Page:
-=-=-
New York au Cafe Society, le jazz à l’avant-garde des droits civiques
New York au Cafe Society, le jazz à l’avant-garde des droits civiques

Le propriétaire du club n’a pourtant aucune expérience dans le monde du spectacle et de la nuit new-yorkaise, à l’époque largement contrôlé par la pègre. Né en 1902 à Trenton, dans le New Jersey, de parents juifs émigrés de Lettonie - père cordonnier, mère couturière - Barney Josephson débute sa vie professionnelle dans la boutique de chaussures de l’un de ses frères. «Je crois que j’en sais toujours plus sur le commerce des chaussures que sur le business des cafés-théâtres», plaisantera-t-il des années plus tard. Il a 35 ans quand, lassé des souliers et d’Atlantic City, et mordu de jazz, il déménage à New York, avec le vague projet d’ouvrir un cabaret et «7,80 dollars en poche», lit-on dans la nécrologie que lui consacre le New York Times à sa mort, en 1988. Les cafés politiques de Prague et de Berlin, qu’il découvre lors d’un séjour en Europe, l’ont profondément marqué. C’est d’ailleurs un cabaret politique créé à l’automne 1938 par The Theater Arts Committee (2) alors que le théâtre contestataire et social explose dans le New York de la Grande Dépression, qui finit par le convaincre d’ouvrir son club. Avec 6 000 dollars empruntés à deux amis et à son frère Leon, il loue le sous-sol de Sheridan Square pour 200 dollars par mois. Josephson laisse carte blanche à des artistes de Greenwich Village, du peintre conceptuel Ad Reinhardt ou du lithographe Adolf Dehn aux caricaturistes William Gropper et Sam Berman en passant par les illustrateurs Abe Birnbaum et John Groth, pour peindre des fresques sur les murs du club. «Je leur ai dit "Peignez ce que vous voulez", que j’allais ouvrir un cabaret politique avec du jazz, une satire des classes sociales supérieures», se remémorait Josephson. Cafe Society est le nom donné aux cercles d’élites intellectuelles issus des grandes familles new-yorkaises, notamment pendant la prohibition. Histoire que tout le monde comprenne bien l’ironie du nom, le proprio rajoute un sous-titre, The Wrong Place for the Right People, «le mauvais endroit pour les bonnes personnes».
-=-=-
Extraits du matériau:
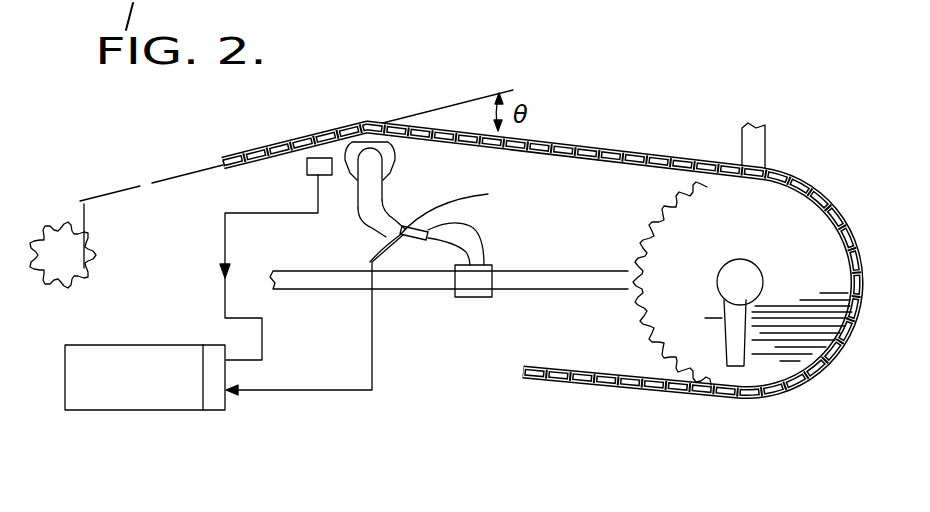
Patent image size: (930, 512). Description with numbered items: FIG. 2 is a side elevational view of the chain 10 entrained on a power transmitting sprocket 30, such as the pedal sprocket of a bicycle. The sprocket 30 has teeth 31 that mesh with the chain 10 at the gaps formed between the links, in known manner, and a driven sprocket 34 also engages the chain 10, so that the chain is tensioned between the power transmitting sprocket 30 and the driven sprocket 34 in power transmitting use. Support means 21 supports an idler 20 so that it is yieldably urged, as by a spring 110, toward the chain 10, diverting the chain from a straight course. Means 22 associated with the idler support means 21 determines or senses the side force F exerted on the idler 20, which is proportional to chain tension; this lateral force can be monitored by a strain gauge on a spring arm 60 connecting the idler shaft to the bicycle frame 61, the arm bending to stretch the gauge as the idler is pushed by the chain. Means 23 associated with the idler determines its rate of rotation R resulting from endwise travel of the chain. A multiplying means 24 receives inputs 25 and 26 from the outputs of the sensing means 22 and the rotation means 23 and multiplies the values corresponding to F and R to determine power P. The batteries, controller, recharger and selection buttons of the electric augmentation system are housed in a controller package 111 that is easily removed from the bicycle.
-=-=-
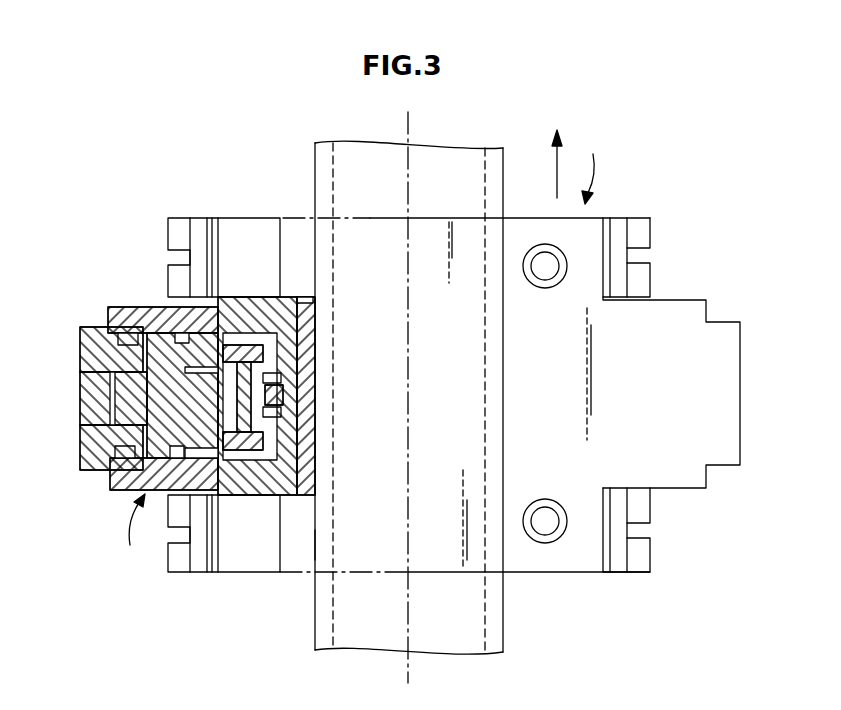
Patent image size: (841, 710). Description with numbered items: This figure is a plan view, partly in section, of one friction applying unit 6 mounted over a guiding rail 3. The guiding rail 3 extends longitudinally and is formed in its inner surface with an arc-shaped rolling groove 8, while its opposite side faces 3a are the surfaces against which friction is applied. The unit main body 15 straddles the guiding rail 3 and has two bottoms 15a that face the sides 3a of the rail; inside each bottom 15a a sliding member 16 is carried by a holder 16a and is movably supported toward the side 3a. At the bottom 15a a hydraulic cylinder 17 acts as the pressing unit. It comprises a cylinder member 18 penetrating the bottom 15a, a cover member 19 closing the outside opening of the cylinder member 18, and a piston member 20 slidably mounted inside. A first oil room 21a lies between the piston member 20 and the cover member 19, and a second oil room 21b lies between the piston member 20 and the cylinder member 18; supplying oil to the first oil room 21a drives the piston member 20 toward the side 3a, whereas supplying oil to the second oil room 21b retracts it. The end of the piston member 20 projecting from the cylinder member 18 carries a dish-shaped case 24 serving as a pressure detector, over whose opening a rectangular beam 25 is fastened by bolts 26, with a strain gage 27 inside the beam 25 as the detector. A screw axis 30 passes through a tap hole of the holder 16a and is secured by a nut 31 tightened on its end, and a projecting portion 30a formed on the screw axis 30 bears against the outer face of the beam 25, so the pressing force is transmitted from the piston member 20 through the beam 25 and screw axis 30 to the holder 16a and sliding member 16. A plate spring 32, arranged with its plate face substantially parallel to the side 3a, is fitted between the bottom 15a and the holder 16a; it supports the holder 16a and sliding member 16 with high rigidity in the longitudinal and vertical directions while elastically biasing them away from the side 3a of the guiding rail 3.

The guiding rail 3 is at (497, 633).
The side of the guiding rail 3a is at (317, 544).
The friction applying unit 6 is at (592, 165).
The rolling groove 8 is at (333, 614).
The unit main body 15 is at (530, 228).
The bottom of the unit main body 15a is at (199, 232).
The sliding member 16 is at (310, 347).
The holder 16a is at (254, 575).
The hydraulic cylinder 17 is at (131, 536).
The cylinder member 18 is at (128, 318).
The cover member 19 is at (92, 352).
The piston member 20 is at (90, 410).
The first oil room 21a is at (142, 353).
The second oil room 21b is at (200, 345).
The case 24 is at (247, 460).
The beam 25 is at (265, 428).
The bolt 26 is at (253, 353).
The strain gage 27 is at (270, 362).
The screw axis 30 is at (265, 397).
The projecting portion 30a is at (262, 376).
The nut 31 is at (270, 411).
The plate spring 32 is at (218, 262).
-=-=-
Objectif visé: Restituez intégralement le texte sur le Cafe Society, sans y changer le moindre mot.

Solution proposée:
New York au Cafe Society, le jazz à l’avant-garde des droits civiques
New York au Cafe Society, le jazz à l’avant-garde des droits civiques

Le propriétaire du club n’a pourtant aucune expérience dans le monde du spectacle et de la nuit new-yorkaise, à l’époque largement contrôlé par la pègre. Né en 1902 à Trenton, dans le New Jersey, de parents juifs émigrés de Lettonie - père cordonnier, mère couturière - Barney Josephson débute sa vie professionnelle dans la boutique de chaussures de l’un de ses frères. «Je crois que j’en sais toujours plus sur le commerce des chaussures que sur le business des cafés-théâtres», plaisantera-t-il des années plus tard. Il a 35 ans quand, lassé des souliers et d’Atlantic City, et mordu de jazz, il déménage à New York, avec le vague projet d’ouvrir un cabaret et «7,80 dollars en poche», lit-on dans la nécrologie que lui consacre le New York Times à sa mort, en 1988. Les cafés politiques de Prague et de Berlin, qu’il découvre lors d’un séjour en Europe, l’ont profondément marqué. C’est d’ailleurs un cabaret politique créé à l’automne 1938 par The Theater Arts Committee (2) alors que le théâtre contestataire et social explose dans le New York de la Grande Dépression, qui finit par le convaincre d’ouvrir son club. Avec 6 000 dollars empruntés à deux amis et à son frère Leon, il loue le sous-sol de Sheridan Square pour 200 dollars par mois. Josephson laisse carte blanche à des artistes de Greenwich Village, du peintre conceptuel Ad Reinhardt ou du lithographe Adolf Dehn aux caricaturistes William Gropper et Sam Berman en passant par les illustrateurs Abe Birnbaum et John Groth, pour peindre des fresques sur les murs du club. «Je leur ai dit "Peignez ce que vous voulez", que j’allais ouvrir un cabaret politique avec du jazz, une satire des classes sociales supérieures», se remémorait Josephson. Cafe Society est le nom donné aux cercles d’élites intellectuelles issus des grandes familles new-yorkaises, notamment pendant la prohibition. Histoire que tout le monde comprenne bien l’ironie du nom, le proprio rajoute un sous-titre, The Wrong Place for the Right People, «le mauvais endroit pour les bonnes personnes».